EXERCISE DATA —
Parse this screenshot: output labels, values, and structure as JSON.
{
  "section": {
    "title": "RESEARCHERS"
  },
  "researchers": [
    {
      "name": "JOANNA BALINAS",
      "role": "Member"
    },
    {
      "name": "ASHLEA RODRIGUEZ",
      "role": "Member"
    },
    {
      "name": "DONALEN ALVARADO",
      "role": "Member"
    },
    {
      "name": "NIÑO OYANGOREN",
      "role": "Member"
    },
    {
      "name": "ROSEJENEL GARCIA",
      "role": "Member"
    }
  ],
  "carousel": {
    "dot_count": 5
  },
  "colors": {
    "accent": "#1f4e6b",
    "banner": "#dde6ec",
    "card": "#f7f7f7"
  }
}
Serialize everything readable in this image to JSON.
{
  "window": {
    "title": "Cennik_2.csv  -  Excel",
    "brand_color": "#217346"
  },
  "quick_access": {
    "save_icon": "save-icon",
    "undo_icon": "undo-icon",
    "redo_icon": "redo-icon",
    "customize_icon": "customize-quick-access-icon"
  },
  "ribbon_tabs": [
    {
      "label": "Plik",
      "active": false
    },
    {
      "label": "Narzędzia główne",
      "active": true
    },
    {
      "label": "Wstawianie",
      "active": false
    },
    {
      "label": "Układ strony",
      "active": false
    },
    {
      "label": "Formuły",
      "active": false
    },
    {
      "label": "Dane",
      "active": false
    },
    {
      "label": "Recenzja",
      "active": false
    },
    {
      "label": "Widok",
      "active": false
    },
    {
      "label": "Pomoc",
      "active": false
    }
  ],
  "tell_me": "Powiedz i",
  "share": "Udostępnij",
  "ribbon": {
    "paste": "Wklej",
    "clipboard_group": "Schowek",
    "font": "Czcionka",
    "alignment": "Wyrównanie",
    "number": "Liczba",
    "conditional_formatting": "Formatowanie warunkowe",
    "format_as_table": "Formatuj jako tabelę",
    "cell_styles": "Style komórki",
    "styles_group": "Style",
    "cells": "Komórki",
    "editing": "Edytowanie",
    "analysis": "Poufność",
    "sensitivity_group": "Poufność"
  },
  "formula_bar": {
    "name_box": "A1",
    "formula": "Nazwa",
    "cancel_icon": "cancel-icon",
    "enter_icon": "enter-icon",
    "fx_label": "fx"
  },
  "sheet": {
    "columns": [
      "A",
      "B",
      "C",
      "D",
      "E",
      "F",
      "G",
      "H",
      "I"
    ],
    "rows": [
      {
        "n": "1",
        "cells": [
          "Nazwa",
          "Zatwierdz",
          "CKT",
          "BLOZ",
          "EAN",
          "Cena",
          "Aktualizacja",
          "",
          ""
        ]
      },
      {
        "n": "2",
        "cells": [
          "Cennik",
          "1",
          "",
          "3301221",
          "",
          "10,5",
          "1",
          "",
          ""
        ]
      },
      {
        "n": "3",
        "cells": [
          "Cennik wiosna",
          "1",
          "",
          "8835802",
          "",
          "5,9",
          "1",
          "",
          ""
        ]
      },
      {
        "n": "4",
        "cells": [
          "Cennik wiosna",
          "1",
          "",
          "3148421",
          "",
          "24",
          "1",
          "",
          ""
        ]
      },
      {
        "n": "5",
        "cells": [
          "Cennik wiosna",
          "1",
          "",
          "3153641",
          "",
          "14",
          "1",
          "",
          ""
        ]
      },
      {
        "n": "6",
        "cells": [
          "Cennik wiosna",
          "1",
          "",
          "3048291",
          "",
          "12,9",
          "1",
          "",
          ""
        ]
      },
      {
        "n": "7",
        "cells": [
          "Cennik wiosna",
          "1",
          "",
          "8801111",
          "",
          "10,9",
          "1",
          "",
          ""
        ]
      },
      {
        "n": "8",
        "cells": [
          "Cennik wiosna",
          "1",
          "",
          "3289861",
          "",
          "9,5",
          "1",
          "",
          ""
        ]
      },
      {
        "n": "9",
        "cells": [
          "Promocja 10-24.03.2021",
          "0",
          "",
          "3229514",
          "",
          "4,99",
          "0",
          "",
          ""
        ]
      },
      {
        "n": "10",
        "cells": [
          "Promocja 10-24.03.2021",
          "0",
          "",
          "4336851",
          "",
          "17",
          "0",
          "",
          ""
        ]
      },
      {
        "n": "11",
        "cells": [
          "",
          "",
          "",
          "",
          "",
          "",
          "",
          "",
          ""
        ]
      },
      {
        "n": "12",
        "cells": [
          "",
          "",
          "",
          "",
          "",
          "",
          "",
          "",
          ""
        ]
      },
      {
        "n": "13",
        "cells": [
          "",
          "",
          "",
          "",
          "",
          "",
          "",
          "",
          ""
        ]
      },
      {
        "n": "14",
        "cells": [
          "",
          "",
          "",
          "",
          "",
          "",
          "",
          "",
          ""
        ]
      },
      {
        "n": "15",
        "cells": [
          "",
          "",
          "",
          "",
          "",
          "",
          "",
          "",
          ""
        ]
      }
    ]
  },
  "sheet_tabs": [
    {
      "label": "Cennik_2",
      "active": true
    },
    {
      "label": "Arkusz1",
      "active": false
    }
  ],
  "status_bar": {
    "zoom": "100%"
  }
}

REQUIRED TASK — Which lines hold the word "JSON"? Copy each of them from the records.

RESULT OF THIS EXERCISE —
Parse this screenshot: output labels, values, and structure as JSON.
Serialize everything readable in this image to JSON.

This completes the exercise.